→ **THE REQUEST**
Reproduce the listing below in its entirety. Change nothing.

Data entries:
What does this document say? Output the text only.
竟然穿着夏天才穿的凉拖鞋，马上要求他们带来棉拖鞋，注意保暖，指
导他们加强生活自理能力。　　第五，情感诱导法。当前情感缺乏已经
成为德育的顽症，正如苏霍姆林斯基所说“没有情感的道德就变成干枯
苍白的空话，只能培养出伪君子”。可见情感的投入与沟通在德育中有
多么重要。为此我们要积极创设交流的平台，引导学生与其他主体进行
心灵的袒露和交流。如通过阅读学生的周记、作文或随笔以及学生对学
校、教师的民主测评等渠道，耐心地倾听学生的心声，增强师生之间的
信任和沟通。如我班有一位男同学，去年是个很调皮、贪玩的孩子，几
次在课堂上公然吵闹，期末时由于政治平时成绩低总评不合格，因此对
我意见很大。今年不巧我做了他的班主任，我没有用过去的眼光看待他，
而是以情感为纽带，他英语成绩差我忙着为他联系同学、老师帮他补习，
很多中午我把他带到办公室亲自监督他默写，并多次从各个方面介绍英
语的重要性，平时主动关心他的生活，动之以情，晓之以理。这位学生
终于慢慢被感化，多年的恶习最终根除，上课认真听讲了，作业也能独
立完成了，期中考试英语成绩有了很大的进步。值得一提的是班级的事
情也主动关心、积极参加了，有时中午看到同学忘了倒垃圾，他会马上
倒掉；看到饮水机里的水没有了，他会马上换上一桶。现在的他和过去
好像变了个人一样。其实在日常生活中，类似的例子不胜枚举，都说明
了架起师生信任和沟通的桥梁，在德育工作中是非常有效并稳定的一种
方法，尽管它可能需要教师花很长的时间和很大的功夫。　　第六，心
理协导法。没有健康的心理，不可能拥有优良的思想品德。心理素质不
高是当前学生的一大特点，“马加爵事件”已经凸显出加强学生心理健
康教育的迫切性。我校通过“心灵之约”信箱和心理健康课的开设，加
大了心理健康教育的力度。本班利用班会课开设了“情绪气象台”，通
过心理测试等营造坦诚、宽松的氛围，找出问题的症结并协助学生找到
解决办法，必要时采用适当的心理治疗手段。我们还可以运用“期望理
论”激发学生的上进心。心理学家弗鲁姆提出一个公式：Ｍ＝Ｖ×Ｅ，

→ **RESULT OF THE EXERCISE**
What does this document say? Output the text only.
竟然穿着夏天才穿的凉拖鞋，马上要求他们带来棉拖鞋，注意保暖，指
导他们加强生活自理能力。　　第五，情感诱导法。当前情感缺乏已经
成为德育的顽症，正如苏霍姆林斯基所说“没有情感的道德就变成干枯
苍白的空话，只能培养出伪君子”。可见情感的投入与沟通在德育中有
多么重要。为此我们要积极创设交流的平台，引导学生与其他主体进行
心灵的袒露和交流。如通过阅读学生的周记、作文或随笔以及学生对学
校、教师的民主测评等渠道，耐心地倾听学生的心声，增强师生之间的
信任和沟通。如我班有一位男同学，去年是个很调皮、贪玩的孩子，几
次在课堂上公然吵闹，期末时由于政治平时成绩低总评不合格，因此对
我意见很大。今年不巧我做了他的班主任，我没有用过去的眼光看待他，
而是以情感为纽带，他英语成绩差我忙着为他联系同学、老师帮他补习，
很多中午我把他带到办公室亲自监督他默写，并多次从各个方面介绍英
语的重要性，平时主动关心他的生活，动之以情，晓之以理。这位学生
终于慢慢被感化，多年的恶习最终根除，上课认真听讲了，作业也能独
立完成了，期中考试英语成绩有了很大的进步。值得一提的是班级的事
情也主动关心、积极参加了，有时中午看到同学忘了倒垃圾，他会马上
倒掉；看到饮水机里的水没有了，他会马上换上一桶。现在的他和过去
好像变了个人一样。其实在日常生活中，类似的例子不胜枚举，都说明
了架起师生信任和沟通的桥梁，在德育工作中是非常有效并稳定的一种
方法，尽管它可能需要教师花很长的时间和很大的功夫。　　第六，心
理协导法。没有健康的心理，不可能拥有优良的思想品德。心理素质不
高是当前学生的一大特点，“马加爵事件”已经凸显出加强学生心理健
康教育的迫切性。我校通过“心灵之约”信箱和心理健康课的开设，加
大了心理健康教育的力度。本班利用班会课开设了“情绪气象台”，通
过心理测试等营造坦诚、宽松的氛围，找出问题的症结并协助学生找到
解决办法，必要时采用适当的心理治疗手段。我们还可以运用“期望理
论”激发学生的上进心。心理学家弗鲁姆提出一个公式：Ｍ＝Ｖ×Ｅ，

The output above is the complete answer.